begin MATERIALS PROVIDED

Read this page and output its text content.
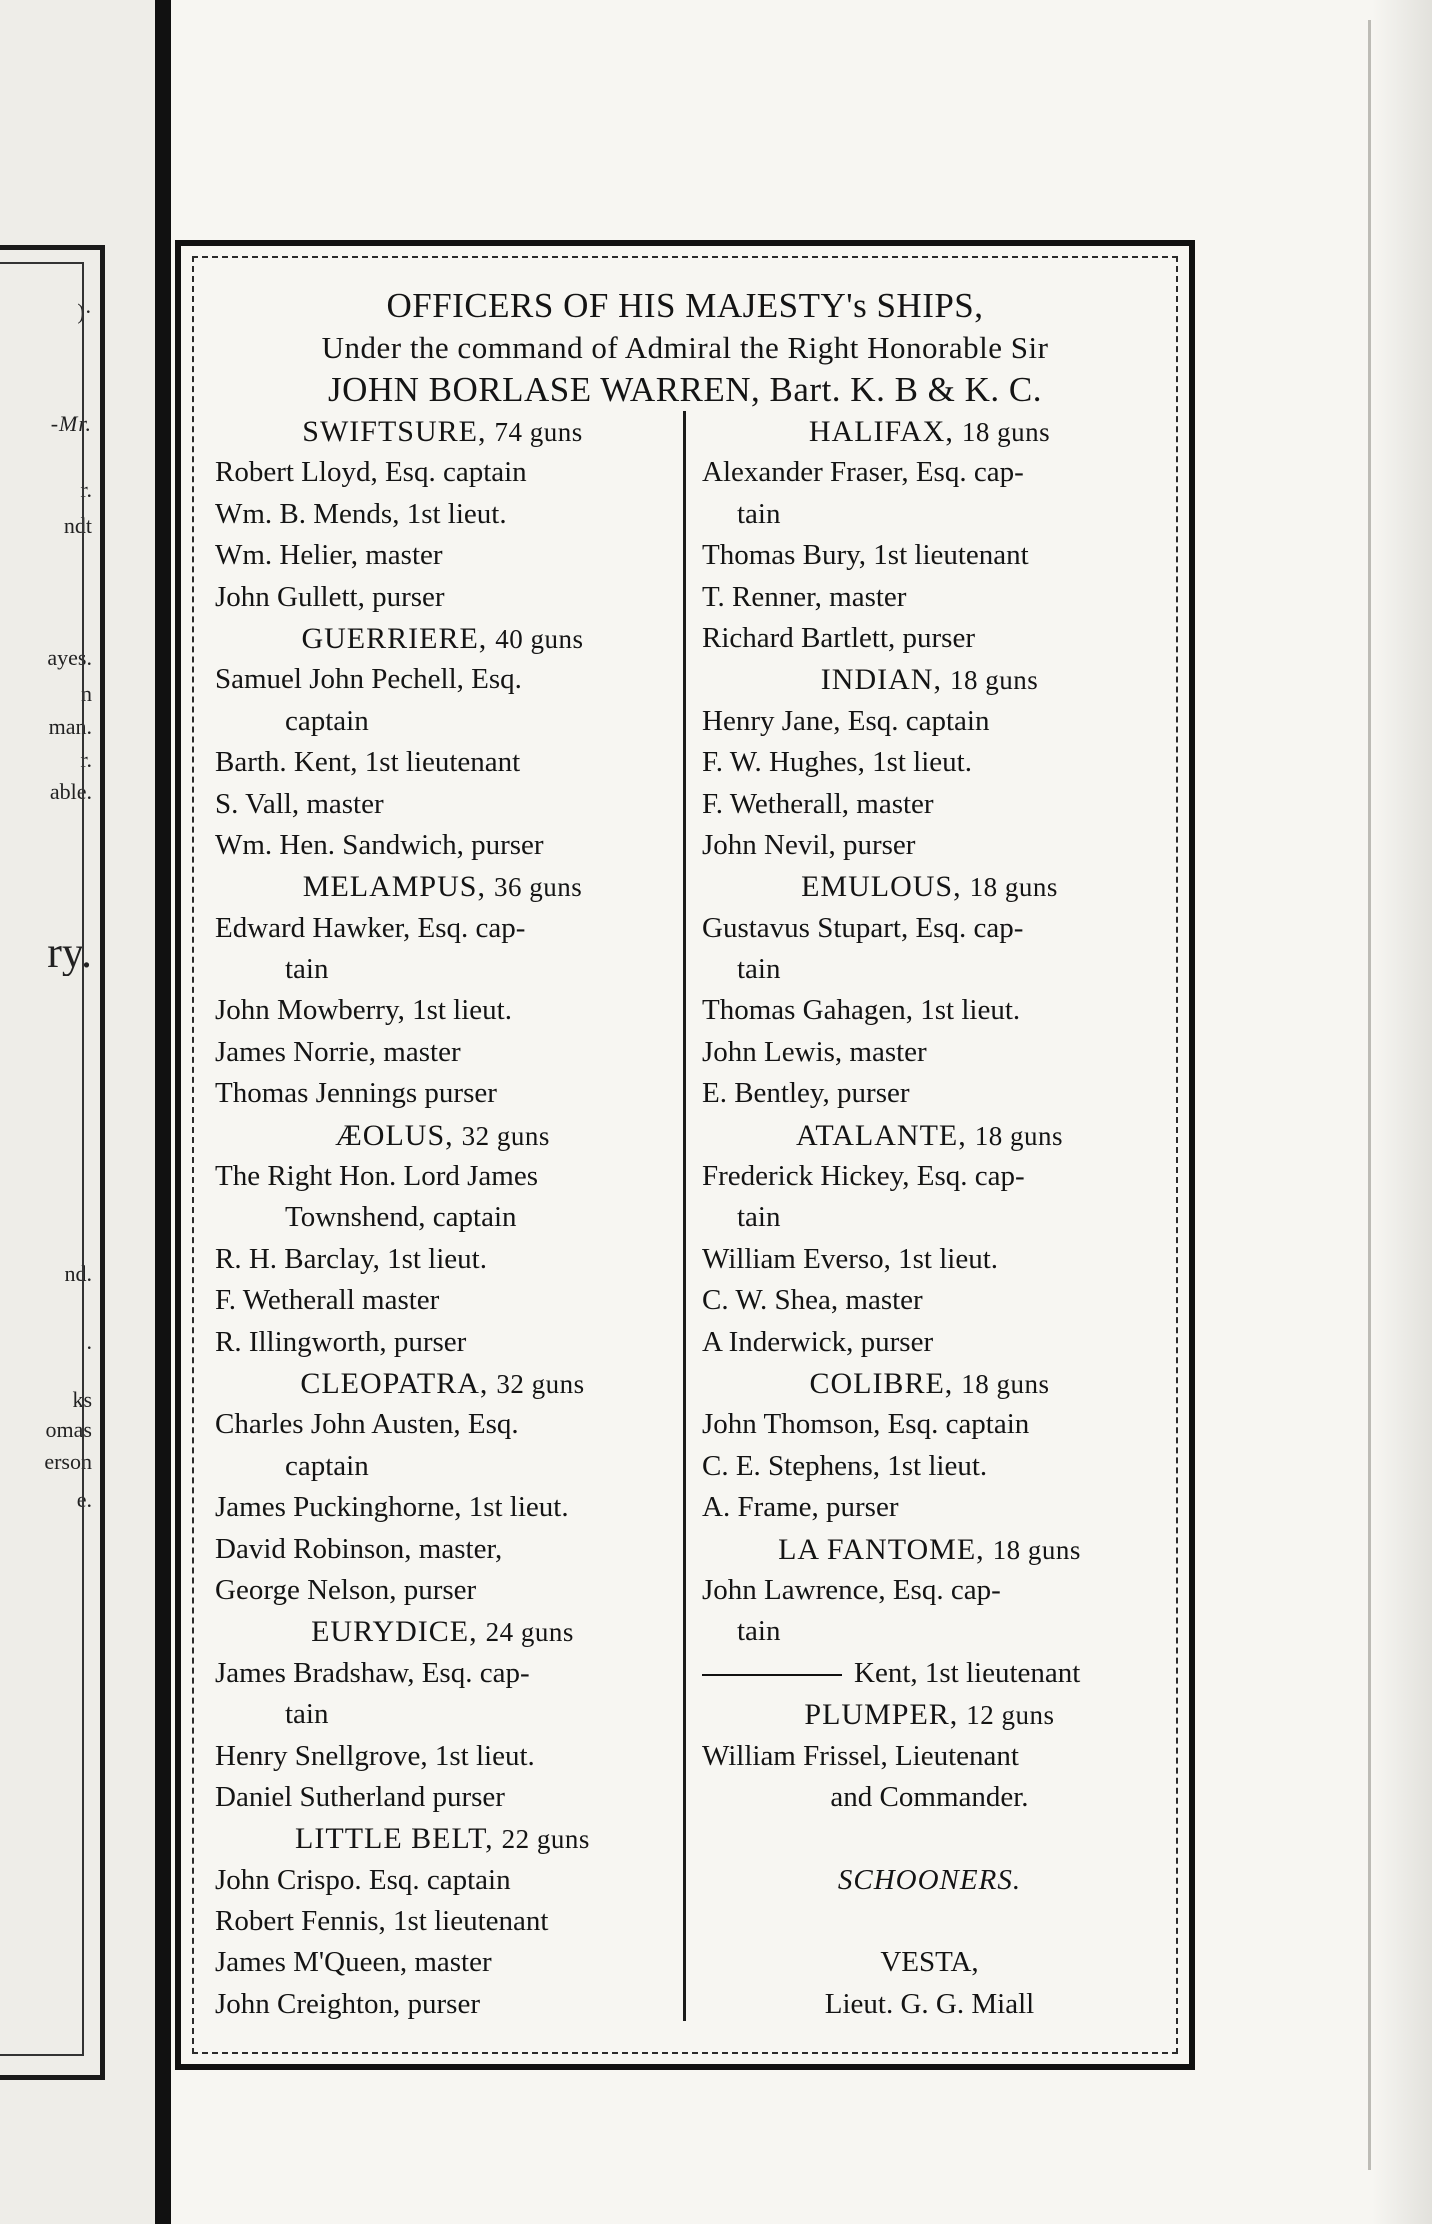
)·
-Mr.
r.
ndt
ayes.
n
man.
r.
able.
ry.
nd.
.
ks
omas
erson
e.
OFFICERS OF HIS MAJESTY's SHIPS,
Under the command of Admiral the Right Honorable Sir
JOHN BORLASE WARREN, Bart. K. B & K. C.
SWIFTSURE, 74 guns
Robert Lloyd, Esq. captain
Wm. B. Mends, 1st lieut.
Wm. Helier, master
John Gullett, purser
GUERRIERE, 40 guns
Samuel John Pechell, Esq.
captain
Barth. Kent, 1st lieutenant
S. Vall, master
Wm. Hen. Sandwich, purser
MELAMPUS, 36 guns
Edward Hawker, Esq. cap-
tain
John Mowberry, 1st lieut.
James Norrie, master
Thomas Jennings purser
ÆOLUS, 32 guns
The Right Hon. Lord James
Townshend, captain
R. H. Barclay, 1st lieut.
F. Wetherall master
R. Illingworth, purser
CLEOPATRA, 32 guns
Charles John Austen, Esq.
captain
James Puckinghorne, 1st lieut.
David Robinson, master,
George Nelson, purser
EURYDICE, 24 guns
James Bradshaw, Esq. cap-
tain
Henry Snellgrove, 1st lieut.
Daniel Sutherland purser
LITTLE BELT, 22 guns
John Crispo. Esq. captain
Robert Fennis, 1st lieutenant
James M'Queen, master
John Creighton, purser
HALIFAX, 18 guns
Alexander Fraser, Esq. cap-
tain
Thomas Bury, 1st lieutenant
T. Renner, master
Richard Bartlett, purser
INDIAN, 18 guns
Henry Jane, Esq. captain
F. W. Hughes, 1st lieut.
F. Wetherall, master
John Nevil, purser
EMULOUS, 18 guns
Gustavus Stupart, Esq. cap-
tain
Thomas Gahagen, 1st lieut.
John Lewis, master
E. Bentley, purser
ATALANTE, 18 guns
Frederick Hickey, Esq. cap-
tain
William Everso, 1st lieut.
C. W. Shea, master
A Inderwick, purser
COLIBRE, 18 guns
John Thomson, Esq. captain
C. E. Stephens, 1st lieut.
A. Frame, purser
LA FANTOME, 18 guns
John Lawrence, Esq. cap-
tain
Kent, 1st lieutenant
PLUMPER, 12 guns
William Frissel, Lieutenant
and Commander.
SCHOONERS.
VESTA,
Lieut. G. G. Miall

end MATERIALS PROVIDED

TASK GOAL: Show, from the material above, each line that includes the string "captain".

EXERCISE OUTPUT:
Robert Lloyd, Esq. captain
captain
Townshend, captain
captain
John Crispo. Esq. captain
Henry Jane, Esq. captain
John Thomson, Esq. captain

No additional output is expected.